● **Anforderungen**:
- A) Erklären Sie anhand des Textes über aufdringliche Pop-ups, wozu das Pop-up dient, das auf manchen Websites auftaucht, sobald man die Maus in Richtung Schliessen-Knopf bewegt.
- B) Schreiben Sie den Text über die Gängelei durch Windows, Edge und Websites im Anschluss an seinen letzten Satz weiter.

● **Vorgegebener Text**:
┄┄┄┄┄┄┄┄┄┄

Auf Schritt und Tritt

Zur gruseligen Sorte der Gängeleien gehört, wenn Ihr Betriebssystem oder eine Webseite Sie bei allem, was Sie tun, zu beobachten scheint. Machen Sie unter einem frischen Windows 11 Ihren ersten Screenshot, springt Ihnen sofort ein Werbefenster entgegen, das Ihnen die Nutzung von OneDrive schmackhaft machen will.
Oder öffnen Sie bei einem neuen Benutzerkonto den Edge-Browser und suchen Sie in dessen Suchmaschine Bing beispielsweise nach Google Chrome. Oberhalb des Suchresultats erscheint ein fetter grauer Balken, der Sie unterschwellig vor Zeit- und Geldverlust warnt, wenn Sie nicht Edge benutzen, Bild 14.
Bild 14: Aber hallo, lieber User, du willst doch nicht zur Konkurrenz abwandern!
Quelle: PCtipp.ch
Erfrechen Sie sich, trotzdem aufs Suchresultat zu Google Chrome zu klicken, wartet die nächste Überraschung. In Edge erscheint ein Pop-up, das uns quasi mitteilt, dass man Google weniger als Microsoft trauen könne. Ähnliches passiert auch auf manchen Websites: Sobald Sie die Maus in Richtung Schliessen-Knopf bewegen, taucht ein Pop-up auf, das versucht, Sie auf der Webseite zu halten. Dies haben wir kürzlich bei einem Reiseportal und einem deutschen Hoster gesehen. Im Pop-up des Letzteren stand «Halt! Wir haben noch etwas für Sie!».

┄┄┄┄┄┄┄┄┄┄

● **Bereitgestellte Zeilen**:
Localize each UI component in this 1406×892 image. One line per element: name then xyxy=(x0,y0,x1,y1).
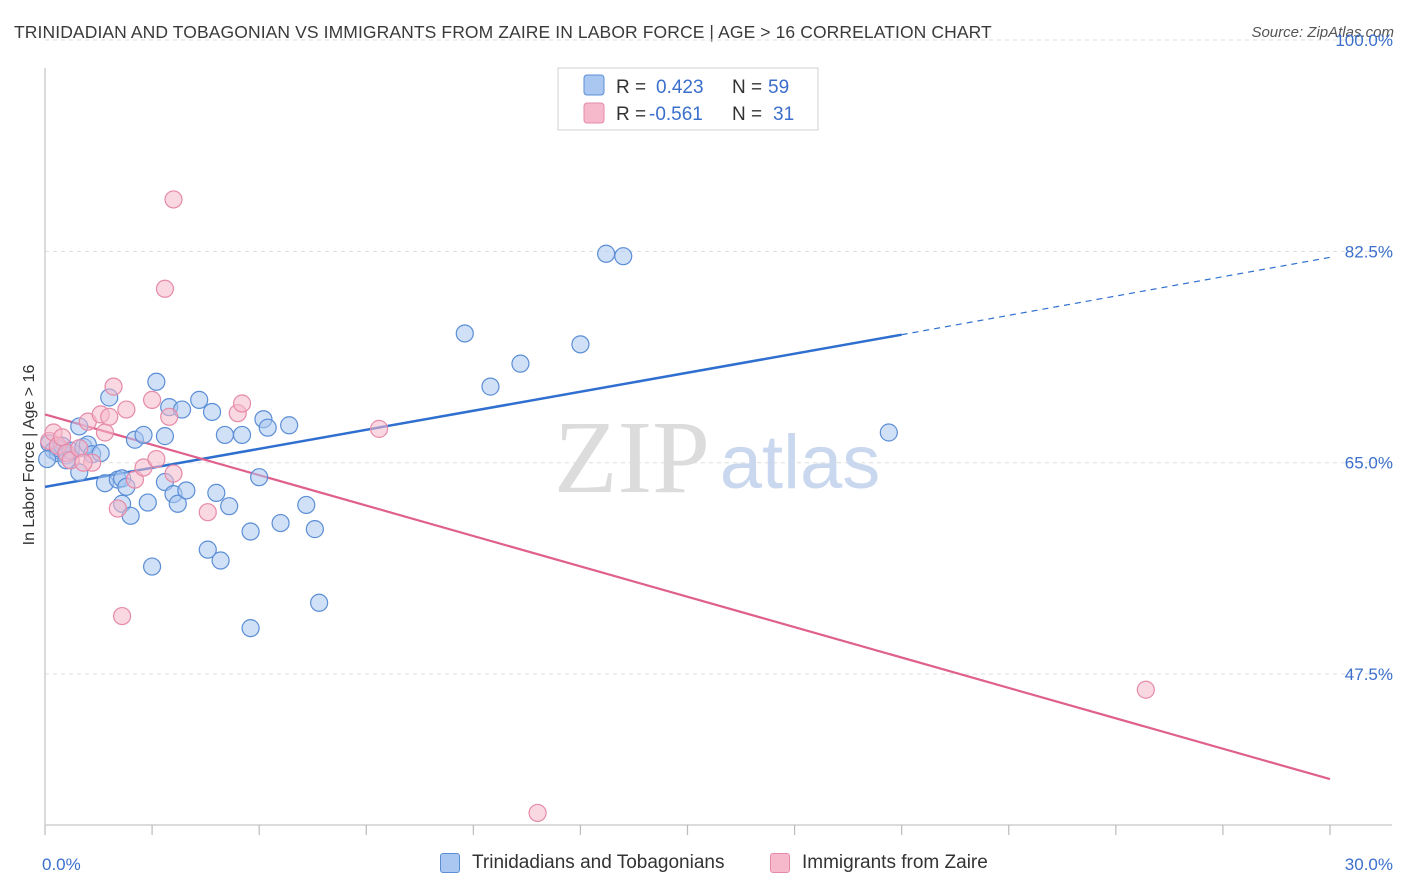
point-zaire-10 xyxy=(95,423,115,442)
legend-item-trinidadians: Trinidadians and Tobagonians xyxy=(440,852,724,874)
legend-item-zaire: Immigrants from Zaire xyxy=(770,852,988,874)
legend-swatch-zaire xyxy=(770,853,790,873)
point-trinidadians-48 xyxy=(297,495,316,515)
point-trinidadians-45 xyxy=(258,418,277,437)
point-zaire-17 xyxy=(134,458,153,477)
point-trinidadians-34 xyxy=(198,540,217,559)
point-zaire-28 xyxy=(1136,680,1155,699)
point-zaire-21 xyxy=(160,407,179,426)
point-zaire-15 xyxy=(117,400,136,419)
point-zaire-29 xyxy=(528,803,547,823)
point-zaire-19 xyxy=(147,449,166,469)
point-zaire-12 xyxy=(104,377,123,396)
point-zaire-26 xyxy=(232,394,252,413)
trend-line-trinidadians xyxy=(44,333,902,489)
trend-lines xyxy=(44,256,1331,781)
legend-r-label-1: R = xyxy=(616,77,646,98)
point-zaire-20 xyxy=(155,279,175,298)
legend-label-trinidadians: Trinidadians and Tobagonians xyxy=(472,852,725,873)
point-trinidadians-38 xyxy=(215,425,234,445)
point-trinidadians-42 xyxy=(241,619,260,638)
point-trinidadians-50 xyxy=(310,593,329,612)
point-trinidadians-33 xyxy=(190,390,209,409)
legend-swatch-blue xyxy=(583,74,605,96)
point-zaire-14 xyxy=(112,606,132,626)
legend-n-value-2: 31 xyxy=(773,104,794,125)
point-trinidadians-41 xyxy=(241,522,260,541)
point-trinidadians-25 xyxy=(147,372,166,391)
point-trinidadians-52 xyxy=(481,377,500,396)
y-tick-label-3: 47.5% xyxy=(1345,665,1393,684)
legend-label-zaire: Immigrants from Zaire xyxy=(802,852,988,873)
point-trinidadians-22 xyxy=(134,425,153,445)
point-trinidadians-30 xyxy=(168,494,187,513)
y-axis-title: In Labor Force | Age > 16 xyxy=(21,365,38,546)
point-trinidadians-53 xyxy=(511,354,530,373)
point-zaire-27 xyxy=(370,419,389,438)
point-trinidadians-35 xyxy=(202,402,222,422)
point-trinidadians-47 xyxy=(280,416,299,435)
y-tick-label-0: 100.0% xyxy=(1335,31,1393,50)
point-trinidadians-55 xyxy=(597,244,616,263)
point-trinidadians-23 xyxy=(138,493,157,512)
legend-r-value-1: 0.423 xyxy=(656,77,704,98)
legend-r-label-2: R = xyxy=(616,104,646,125)
data-points xyxy=(38,190,1155,823)
point-trinidadians-43 xyxy=(250,468,269,487)
point-trinidadians-27 xyxy=(155,427,175,446)
point-trinidadians-58 xyxy=(38,449,57,469)
legend-n-value-1: 59 xyxy=(768,77,789,98)
legend-swatch-pink xyxy=(583,102,605,124)
point-trinidadians-39 xyxy=(220,497,239,516)
point-trinidadians-54 xyxy=(571,335,590,354)
point-zaire-22 xyxy=(164,464,183,483)
watermark: ZIP atlas xyxy=(554,400,880,515)
point-zaire-11 xyxy=(100,407,119,426)
point-zaire-30 xyxy=(74,453,93,472)
legend-bottom: Trinidadians and Tobagonians Immigrants … xyxy=(0,852,1406,878)
y-tick-label-1: 82.5% xyxy=(1345,242,1393,261)
y-tick-label-2: 65.0% xyxy=(1345,454,1393,473)
point-trinidadians-36 xyxy=(207,483,226,502)
watermark-atlas: atlas xyxy=(720,420,881,505)
legend-n-label-1: N = xyxy=(732,77,762,98)
point-trinidadians-46 xyxy=(271,513,290,533)
point-trinidadians-57 xyxy=(879,423,898,442)
legend-top: R = 0.423 N = 59 R = -0.561 N = 31 xyxy=(557,67,819,131)
legend-swatch-trinidadians xyxy=(440,853,460,873)
point-trinidadians-24 xyxy=(142,557,162,576)
point-trinidadians-37 xyxy=(211,551,230,570)
legend-n-label-2: N = xyxy=(732,104,762,125)
point-trinidadians-51 xyxy=(455,324,474,343)
point-zaire-3 xyxy=(53,428,72,447)
point-zaire-13 xyxy=(108,499,127,518)
legend-r-value-2: -0.561 xyxy=(649,104,703,125)
point-trinidadians-40 xyxy=(232,425,252,445)
point-zaire-23 xyxy=(164,190,183,209)
x-tick-label-1: 30.0% xyxy=(1345,855,1393,874)
point-trinidadians-32 xyxy=(177,481,196,500)
point-trinidadians-49 xyxy=(305,520,324,539)
point-trinidadians-56 xyxy=(614,247,633,266)
chart-title: TRINIDADIAN AND TOBAGONIAN VS IMMIGRANTS… xyxy=(14,22,992,42)
x-tick-label-0: 0.0% xyxy=(42,855,81,874)
watermark-zip: ZIP xyxy=(554,400,710,515)
source-label: Source: ZipAtlas.com xyxy=(1251,24,1394,41)
tick-labels: 100.0% 82.5% 65.0% 47.5% 0.0% 30.0% xyxy=(42,31,1393,874)
point-zaire-18 xyxy=(142,390,162,409)
trend-line-trinidadians-extension xyxy=(901,256,1331,336)
grid-lines xyxy=(45,39,1392,675)
point-zaire-24 xyxy=(198,503,217,522)
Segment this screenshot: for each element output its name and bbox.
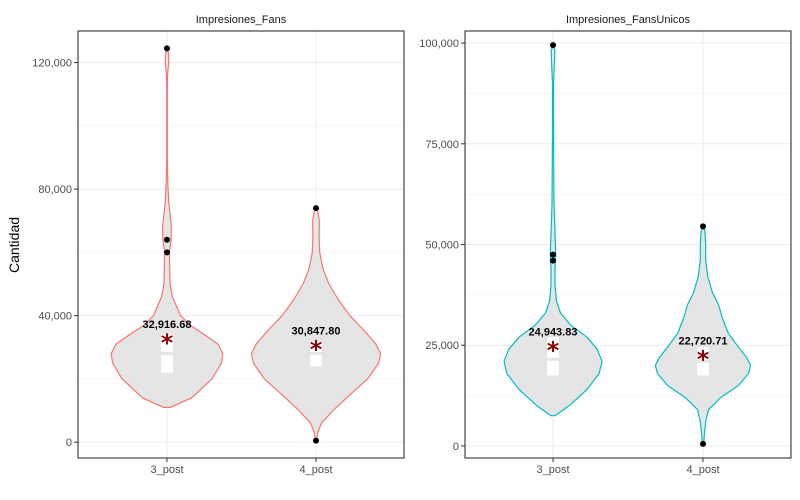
outlier-point <box>313 205 319 212</box>
mean-label: 22,720.71 <box>679 335 728 347</box>
strip-background <box>78 8 404 31</box>
outlier-point <box>164 45 170 52</box>
outlier-point <box>313 437 319 444</box>
panel-border <box>77 30 405 459</box>
plot-area <box>78 31 404 458</box>
violin-group-3_post: *32,916.68 <box>110 45 224 408</box>
box-upper <box>697 347 709 360</box>
box-lower <box>161 355 173 373</box>
outlier-point <box>164 236 170 243</box>
panel-2: Impresiones_FansUnicos 0 25,000 50,000 75,00… <box>419 8 792 476</box>
y-tick-label: 100,000 <box>419 38 459 50</box>
box-upper <box>310 340 322 353</box>
y-tick-label: 75,000 <box>425 139 459 151</box>
mean-label: 24,943.83 <box>529 326 578 338</box>
violin-group-4_post: *30,847.80 <box>250 205 382 444</box>
outlier-point <box>700 223 706 230</box>
x-tick-label: 4_post <box>299 464 332 476</box>
x-tick-label: 3_post <box>150 464 183 476</box>
x-tick-label: 3_post <box>536 464 569 476</box>
box-upper <box>547 337 559 358</box>
outlier-point <box>550 251 556 258</box>
outlier-point <box>700 440 706 447</box>
mean-marker: * <box>161 329 174 357</box>
box-lower <box>697 362 709 376</box>
panel-border <box>464 30 792 459</box>
y-tick-label: 0 <box>453 441 459 453</box>
mean-marker: * <box>310 336 323 364</box>
outlier-point <box>550 257 556 264</box>
y-tick-label: 40,000 <box>38 311 72 323</box>
violin-group-3_post: *24,943.83 <box>503 42 603 417</box>
mean-label: 30,847.80 <box>292 326 341 338</box>
box-lower <box>547 360 559 376</box>
box-upper <box>161 334 173 353</box>
strip-background <box>465 8 791 31</box>
panels: Impresiones_Fans 0 40,000 80,000 120,000 3_po… <box>32 8 792 476</box>
mean-marker: * <box>547 336 560 364</box>
y-tick-label: 80,000 <box>38 184 72 196</box>
panel-title: Impresiones_FansUnicos <box>566 14 691 26</box>
outlier-point <box>164 249 170 256</box>
y-tick-label: 120,000 <box>32 58 72 70</box>
y-tick-label: 50,000 <box>425 240 459 252</box>
mean-label: 32,916.68 <box>143 319 192 331</box>
y-tick-label: 0 <box>66 437 72 449</box>
box-lower <box>310 355 322 367</box>
violin-group-4_post: *22,720.71 <box>654 223 752 447</box>
panel-1: Impresiones_Fans 0 40,000 80,000 120,000 3_po… <box>32 8 405 476</box>
panel-title: Impresiones_Fans <box>196 14 287 26</box>
outlier-point <box>550 42 556 49</box>
mean-marker: * <box>697 345 710 373</box>
x-tick-label: 4_post <box>686 464 719 476</box>
y-tick-label: 25,000 <box>425 340 459 352</box>
y-axis-label: Cantidad <box>6 217 22 273</box>
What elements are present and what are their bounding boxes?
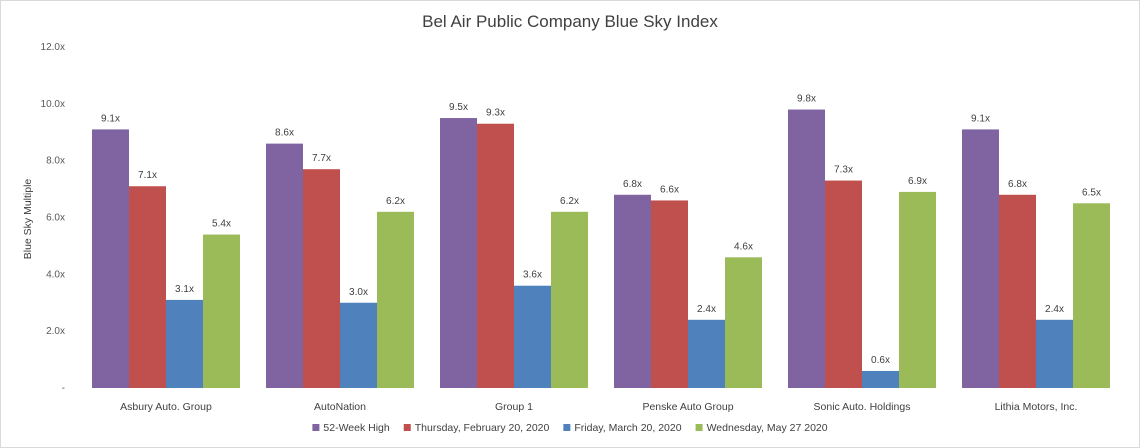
bar (377, 211, 414, 388)
bar (303, 169, 340, 388)
chart-title: Bel Air Public Company Blue Sky Index (422, 12, 718, 31)
bar-series-group: 9.1x 7.1x 3.1x 5.4x 8.6x 7.7x 3.0x 6.2x 9.5x 9.3x… (92, 94, 1110, 389)
bar (899, 191, 936, 388)
y-tick-label: 6.0x (46, 213, 65, 224)
category-label: Lithia Motors, Inc. (995, 401, 1078, 413)
category-label: Group 1 (495, 401, 533, 413)
legend-swatch (312, 424, 320, 431)
y-tick-label: - (62, 383, 65, 394)
data-label: 8.6x (275, 128, 294, 139)
data-label: 7.1x (138, 170, 157, 181)
bar (962, 129, 999, 389)
bar (651, 200, 688, 388)
y-axis-ticks: - 2.0x 4.0x 6.0x 8.0x 10.0x 12.0x (41, 42, 65, 394)
bar (514, 285, 551, 388)
bar (1073, 203, 1110, 388)
bar (1036, 319, 1073, 388)
bar (340, 302, 377, 388)
bar (614, 194, 651, 388)
data-label: 4.6x (734, 241, 753, 252)
legend: 52-Week High Thursday, February 20, 2020 F… (312, 422, 828, 434)
data-label: 5.4x (212, 219, 231, 230)
bar (862, 370, 899, 388)
bar (266, 143, 303, 388)
data-label: 9.8x (797, 94, 816, 105)
legend-label: Thursday, February 20, 2020 (415, 422, 550, 434)
data-label: 2.4x (697, 304, 716, 315)
bar (203, 234, 240, 388)
category-label: Sonic Auto. Holdings (814, 401, 911, 413)
category-label: AutoNation (314, 401, 366, 413)
data-label: 6.2x (386, 196, 405, 207)
data-label: 3.1x (175, 284, 194, 295)
bar (999, 194, 1036, 388)
y-tick-label: 8.0x (46, 156, 65, 167)
legend-swatch (695, 424, 703, 431)
bar (166, 299, 203, 388)
y-axis-label: Blue Sky Multiple (22, 179, 34, 260)
data-label: 9.5x (449, 102, 468, 113)
data-label: 2.4x (1045, 304, 1064, 315)
y-tick-label: 10.0x (41, 99, 65, 110)
data-label: 7.7x (312, 153, 331, 164)
category-label: Penske Auto Group (642, 401, 733, 413)
data-label: 0.6x (871, 355, 890, 366)
x-axis-categories: Asbury Auto. Group AutoNation Group 1 Pensk… (120, 401, 1077, 413)
legend-label: 52-Week High (323, 422, 389, 434)
y-tick-label: 2.0x (46, 326, 65, 337)
data-label: 6.8x (1008, 179, 1027, 190)
legend-label: Friday, March 20, 2020 (574, 422, 681, 434)
data-label: 9.1x (971, 113, 990, 124)
data-label: 6.8x (623, 179, 642, 190)
bar (477, 123, 514, 388)
y-tick-label: 4.0x (46, 269, 65, 280)
bar (725, 257, 762, 388)
data-label: 7.3x (834, 165, 853, 176)
bar (92, 129, 129, 389)
legend-label: Wednesday, May 27 2020 (707, 422, 828, 434)
legend-swatch (563, 424, 571, 431)
data-label: 6.9x (908, 176, 927, 187)
data-label: 6.6x (660, 184, 679, 195)
bar (688, 319, 725, 388)
bar (440, 118, 477, 389)
bar (788, 109, 825, 389)
data-label: 3.6x (523, 270, 542, 281)
bar (825, 180, 862, 388)
category-label: Asbury Auto. Group (120, 401, 212, 413)
data-label: 6.2x (560, 196, 579, 207)
bar (129, 186, 166, 388)
bar (551, 211, 588, 388)
data-label: 9.1x (101, 113, 120, 124)
legend-swatch (403, 424, 411, 431)
y-tick-label: 12.0x (41, 42, 65, 53)
data-label: 3.0x (349, 287, 368, 298)
data-label: 6.5x (1082, 187, 1101, 198)
data-label: 9.3x (486, 108, 505, 119)
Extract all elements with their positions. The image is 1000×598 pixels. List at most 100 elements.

┄┄┄┄┄┄┄┄┄┄

● **Antworten**:
- A) Dieses Pop-up soll den Besucher davon abhalten, die Seite zu verlassen, und ihn auf der Webseite halten. Bei einem deutschen Hoster stand darin etwa «Halt! Wir haben noch etwas für Sie!».

- B)
Bedienelemente

Wenn man nicht will, dass jemand eine bestimmte Funktion benutzt oder Einstellung ändert, verstecke man diese Einstellung hinter einem unsichtbaren Bedienelement. Das kann ein Scrollbalken oder ein Ausklappmenü sein, das erst erscheint, wenn ein Anwender mit der Maus drüberfährt.
Beispiel gefällig? Wieder eins von Microsoft! Ein frisch eingerichtetes Windows-Notebook bot uns an, die Gesichtserkennung einzurichten. Auf den ersten Blick gab es nur einen Informations-Link und die Schaltfläche Ja, einrichten. Erst, wenn die Maus über dem zunächst unsichtbaren Scrollbalken schwebt, erscheint dieser und lässt uns zur gesuchten Option scrollen: Vorerst überspringen.

Graue Option

Zum Schluss noch der Klassiker, dem Sie garantiert schon öfter begegnet sind. Gegeben seien mindestens zwei Schaltflächen, von denen eine in Farbe und gut lesbar gestaltet, die andere grau und schlechter lesbar ist. Natürlich sollen Sie auf den bunten Knopf klicken. Das findet sich in Cookie-Bannern, die Sie auf Webseiten antreffen, und sogar in Software.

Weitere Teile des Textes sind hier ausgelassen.